[Instrução escrita A]: No texto sobre as reportagens da revista, quem assina a reportagem de 1990 sobre os Yanomami?
[Instrução escrita B]: Reescreva de forma mais breve o parágrafo do texto sobre as reportagens da revista que começa com "1990: A revista", mantendo os fatos principais.
[Instrução escrita C]: Dê continuidade ao texto sobre as reportagens da revista acerca dos indígenas, seguindo a partir do ponto em que ele termina.

[Texto da página]:
1990: A revista (n. 1.148, setembro) publica uma reportagem sobre os Yanomami intulada “A morte ronda os
índios na floresta”, assinada por Eurípedes Alcântara. A década foi marcada
pelas invasões de garimpeiros na área e pelos conflitos
sangrentos num período em que a luta
pela demarcação era uma questão crucial para
estes indígenas. Justamente neste
contexto a revista define os Yanomami como uma “indiaiada que não está nem um
pouco empenhada em defender a floresta”; as mulheres “servem a maridos
polígamos e infanticidas”; são aqueles que “matam os filhos indesejáveis”. E mais: “são anti-higienicos”, “extremamente
belicosos”, “vingativos”, e por aí vai.
2010:
Mês de maio. A reportagem “A farra da
antropologia oportunista” (edição 2163, número 18), assinada por Leonardo
Coutinho, humilha negros e indígenas numa estereotipação que reflete o
automatismo de Adolph Eichmann. O índio
Pataxó José Aílson da Silva, talvez por ser liderança, é alvo de chacotas, numa
tentativa de descaracterizá-lo como indígena. Leonardo Coutinho o apresenta
como “um negro que professa o candomblé”
ou “cujo cocar é de penas de galinha, com os que se usam no carnaval”. Esta demonstração da ignorância sobre a complexidade
dos índios do nordeste lembra aquilo que no final dos anos 70 se denominou de
“Auschitz tupiniquim”. Ou seja, os critérios de indianidade intituidos pelo coronel
Ivan Zanoni Haussen, assessor da presidência da Funai que exigia características para o ‘ser”

[Linhas de dados]:

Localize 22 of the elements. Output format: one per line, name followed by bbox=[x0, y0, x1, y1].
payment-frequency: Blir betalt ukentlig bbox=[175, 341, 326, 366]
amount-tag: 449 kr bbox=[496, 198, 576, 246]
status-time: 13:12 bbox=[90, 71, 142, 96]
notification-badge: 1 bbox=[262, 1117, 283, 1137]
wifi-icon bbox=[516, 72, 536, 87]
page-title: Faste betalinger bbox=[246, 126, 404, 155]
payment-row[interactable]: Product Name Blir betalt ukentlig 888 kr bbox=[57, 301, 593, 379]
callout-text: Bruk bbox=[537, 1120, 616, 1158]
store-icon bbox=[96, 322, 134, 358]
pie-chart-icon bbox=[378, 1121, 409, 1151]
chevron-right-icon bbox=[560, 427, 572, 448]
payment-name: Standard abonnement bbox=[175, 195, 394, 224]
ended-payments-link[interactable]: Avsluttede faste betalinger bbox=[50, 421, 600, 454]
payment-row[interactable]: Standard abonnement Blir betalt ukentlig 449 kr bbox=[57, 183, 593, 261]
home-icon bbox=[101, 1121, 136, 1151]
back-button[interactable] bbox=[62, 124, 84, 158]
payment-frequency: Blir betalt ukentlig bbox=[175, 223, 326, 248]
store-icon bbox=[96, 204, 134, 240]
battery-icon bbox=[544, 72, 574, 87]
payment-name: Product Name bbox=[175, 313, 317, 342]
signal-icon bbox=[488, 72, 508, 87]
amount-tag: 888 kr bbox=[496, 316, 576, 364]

[Resposta escrita A]: Eurípedes Alcântara.

[Resposta escrita B]: Em setembro de 1990 (n. 1.148), a revista publicou "A morte ronda os índios na floresta", reportagem de Eurípedes Alcântara sobre os Yanomami. Numa década de invasões de garimpeiros, conflitos sangrentos e luta crucial pela demarcação, a revista os chamou de "indiaiada" sem empenho em defender a floresta. Segundo ela, eles "matam os filhos indesejáveis", as mulheres "servem a maridos polígamos e infanticidas", e são "anti-higienicos", "extremamente belicosos" e "vingativos".

[Resposta escrita C]:
índio: os indígenas deveriam ser baixos, morenos, cabelos lisos, olhos
amendoados. Descobriu-se a tempo que
isto era manobra para desalojar praticamente todos os indígenas de suas
terras dentro da proposta da emancipação.
Conseguiu-se engavetar a insanidade.
Em
seu simplismo e má fé – e todas as duas possibilidades são graves – a
revista
fortalece a depreciação contra Aílson que “apareceu tupinambá, povo
antropófogo
extinto no século XVIII, e sua “tribo” (as aspas contidas na palavra
fazem parte depreciação) é composta de uma maioria de negros e
mulatos”; um grupo enfim, que invade e saqueia fazendas no sul da
Bahia
e apesar das contradições e delitos que
cometem e revista lamenta que a Funai os
reconheça como índios legítimos.
O jornalista ridiculariza os Borai que vivem
em Alter do Chão, no Pará, grosseiramente inseridos no que a revista chama de “Teatrinho de Praia”. O cacique Odair José que
carrega este nome graças aos “benefícios” da indústria cultural é também alvo
de chacotas: o termo cacique vem com aspas, sempre na tentativa de rebaixá-lo. Em
outro subtítulo “Macumbeiros de cocar” a revista ridiculariza o índio Francisco
Moraes porque “faz macumba” e pratica a dança de São Gonçalo. A revista
“informa”: “ a questão é que a origem da macumba é africana e a da dança
portuguesa”; assim sendo, nenhum brasileiro
poderia sequer jogar futebol porque
deixaria de ser brasileiro. Entrevistas forjadas, dados falsos, informações
manipuladas foram denúncias feitas por especialistas e pessoas que tiveram seus
nomes divulgados na reportagem mas que a
revista inescrupulosamente escondeu de seus
inocentes leitores.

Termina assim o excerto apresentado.